**Directions for this task**
Every line of the material is to be repeated exactly as it stands.

[Part of a data file]
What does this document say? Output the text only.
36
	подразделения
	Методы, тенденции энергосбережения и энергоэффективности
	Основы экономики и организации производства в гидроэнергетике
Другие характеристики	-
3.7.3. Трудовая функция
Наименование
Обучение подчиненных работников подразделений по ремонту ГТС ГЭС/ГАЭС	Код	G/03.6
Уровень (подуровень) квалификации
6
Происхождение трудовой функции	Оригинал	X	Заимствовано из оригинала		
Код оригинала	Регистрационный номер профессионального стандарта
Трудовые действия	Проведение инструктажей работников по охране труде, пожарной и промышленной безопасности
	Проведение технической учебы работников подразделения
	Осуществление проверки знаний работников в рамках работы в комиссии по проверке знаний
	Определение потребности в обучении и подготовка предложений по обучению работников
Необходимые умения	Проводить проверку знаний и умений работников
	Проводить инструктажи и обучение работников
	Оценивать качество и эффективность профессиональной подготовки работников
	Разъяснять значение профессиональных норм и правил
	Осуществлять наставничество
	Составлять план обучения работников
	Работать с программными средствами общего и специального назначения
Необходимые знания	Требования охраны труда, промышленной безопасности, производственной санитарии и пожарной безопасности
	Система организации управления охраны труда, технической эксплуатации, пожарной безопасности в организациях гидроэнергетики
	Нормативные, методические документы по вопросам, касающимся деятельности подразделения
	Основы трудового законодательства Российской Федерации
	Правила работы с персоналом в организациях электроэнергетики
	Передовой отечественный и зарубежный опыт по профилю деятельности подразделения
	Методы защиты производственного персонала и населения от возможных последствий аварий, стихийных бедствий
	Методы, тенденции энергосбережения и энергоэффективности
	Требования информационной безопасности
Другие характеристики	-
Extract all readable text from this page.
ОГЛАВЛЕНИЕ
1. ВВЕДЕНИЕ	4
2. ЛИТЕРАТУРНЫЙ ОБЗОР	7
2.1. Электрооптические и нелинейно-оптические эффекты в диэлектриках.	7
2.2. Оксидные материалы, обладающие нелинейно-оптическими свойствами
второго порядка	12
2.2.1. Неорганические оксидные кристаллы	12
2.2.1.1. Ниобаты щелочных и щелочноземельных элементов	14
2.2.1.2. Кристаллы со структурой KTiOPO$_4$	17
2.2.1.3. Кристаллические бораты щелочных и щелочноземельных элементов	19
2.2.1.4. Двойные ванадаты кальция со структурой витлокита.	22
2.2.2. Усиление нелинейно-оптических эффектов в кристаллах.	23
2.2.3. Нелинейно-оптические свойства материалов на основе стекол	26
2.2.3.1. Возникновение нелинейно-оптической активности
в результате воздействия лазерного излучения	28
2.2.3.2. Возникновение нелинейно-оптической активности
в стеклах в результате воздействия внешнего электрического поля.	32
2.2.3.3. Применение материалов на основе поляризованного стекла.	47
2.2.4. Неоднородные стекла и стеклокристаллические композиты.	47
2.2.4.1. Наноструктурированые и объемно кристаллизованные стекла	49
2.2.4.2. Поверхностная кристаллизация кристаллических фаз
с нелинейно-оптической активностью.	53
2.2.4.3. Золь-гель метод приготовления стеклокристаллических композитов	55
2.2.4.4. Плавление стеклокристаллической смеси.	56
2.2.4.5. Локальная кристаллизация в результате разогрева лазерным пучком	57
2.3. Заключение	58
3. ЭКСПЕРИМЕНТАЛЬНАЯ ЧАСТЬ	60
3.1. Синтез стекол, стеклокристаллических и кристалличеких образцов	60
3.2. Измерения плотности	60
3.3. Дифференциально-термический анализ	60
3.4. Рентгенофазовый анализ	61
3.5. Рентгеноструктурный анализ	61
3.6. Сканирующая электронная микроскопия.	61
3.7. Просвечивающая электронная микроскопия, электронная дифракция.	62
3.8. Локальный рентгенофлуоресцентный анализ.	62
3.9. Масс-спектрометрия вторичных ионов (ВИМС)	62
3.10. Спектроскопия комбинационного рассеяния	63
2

**Answer below**
What does this document say? Output the text only.
36
	подразделения
	Методы, тенденции энергосбережения и энергоэффективности
	Основы экономики и организации производства в гидроэнергетике
Другие характеристики	-
3.7.3. Трудовая функция
Наименование
Обучение подчиненных работников подразделений по ремонту ГТС ГЭС/ГАЭС	Код	G/03.6
Уровень (подуровень) квалификации
6
Происхождение трудовой функции	Оригинал	X	Заимствовано из оригинала		
Код оригинала	Регистрационный номер профессионального стандарта
Трудовые действия	Проведение инструктажей работников по охране труде, пожарной и промышленной безопасности
	Проведение технической учебы работников подразделения
	Осуществление проверки знаний работников в рамках работы в комиссии по проверке знаний
	Определение потребности в обучении и подготовка предложений по обучению работников
Необходимые умения	Проводить проверку знаний и умений работников
	Проводить инструктажи и обучение работников
	Оценивать качество и эффективность профессиональной подготовки работников
	Разъяснять значение профессиональных норм и правил
	Осуществлять наставничество
	Составлять план обучения работников
	Работать с программными средствами общего и специального назначения
Необходимые знания	Требования охраны труда, промышленной безопасности, производственной санитарии и пожарной безопасности
	Система организации управления охраны труда, технической эксплуатации, пожарной безопасности в организациях гидроэнергетики
	Нормативные, методические документы по вопросам, касающимся деятельности подразделения
	Основы трудового законодательства Российской Федерации
	Правила работы с персоналом в организациях электроэнергетики
	Передовой отечественный и зарубежный опыт по профилю деятельности подразделения
	Методы защиты производственного персонала и населения от возможных последствий аварий, стихийных бедствий
	Методы, тенденции энергосбережения и энергоэффективности
	Требования информационной безопасности
Другие характеристики	-
Extract all readable text from this page.
ОГЛАВЛЕНИЕ
1. ВВЕДЕНИЕ	4
2. ЛИТЕРАТУРНЫЙ ОБЗОР	7
2.1. Электрооптические и нелинейно-оптические эффекты в диэлектриках.	7
2.2. Оксидные материалы, обладающие нелинейно-оптическими свойствами
второго порядка	12
2.2.1. Неорганические оксидные кристаллы	12
2.2.1.1. Ниобаты щелочных и щелочноземельных элементов	14
2.2.1.2. Кристаллы со структурой KTiOPO$_4$	17
2.2.1.3. Кристаллические бораты щелочных и щелочноземельных элементов	19
2.2.1.4. Двойные ванадаты кальция со структурой витлокита.	22
2.2.2. Усиление нелинейно-оптических эффектов в кристаллах.	23
2.2.3. Нелинейно-оптические свойства материалов на основе стекол	26
2.2.3.1. Возникновение нелинейно-оптической активности
в результате воздействия лазерного излучения	28
2.2.3.2. Возникновение нелинейно-оптической активности
в стеклах в результате воздействия внешнего электрического поля.	32
2.2.3.3. Применение материалов на основе поляризованного стекла.	47
2.2.4. Неоднородные стекла и стеклокристаллические композиты.	47
2.2.4.1. Наноструктурированые и объемно кристаллизованные стекла	49
2.2.4.2. Поверхностная кристаллизация кристаллических фаз
с нелинейно-оптической активностью.	53
2.2.4.3. Золь-гель метод приготовления стеклокристаллических композитов	55
2.2.4.4. Плавление стеклокристаллической смеси.	56
2.2.4.5. Локальная кристаллизация в результате разогрева лазерным пучком	57
2.3. Заключение	58
3. ЭКСПЕРИМЕНТАЛЬНАЯ ЧАСТЬ	60
3.1. Синтез стекол, стеклокристаллических и кристалличеких образцов	60
3.2. Измерения плотности	60
3.3. Дифференциально-термический анализ	60
3.4. Рентгенофазовый анализ	61
3.5. Рентгеноструктурный анализ	61
3.6. Сканирующая электронная микроскопия.	61
3.7. Просвечивающая электронная микроскопия, электронная дифракция.	62
3.8. Локальный рентгенофлуоресцентный анализ.	62
3.9. Масс-спектрометрия вторичных ионов (ВИМС)	62
3.10. Спектроскопия комбинационного рассеяния	63
2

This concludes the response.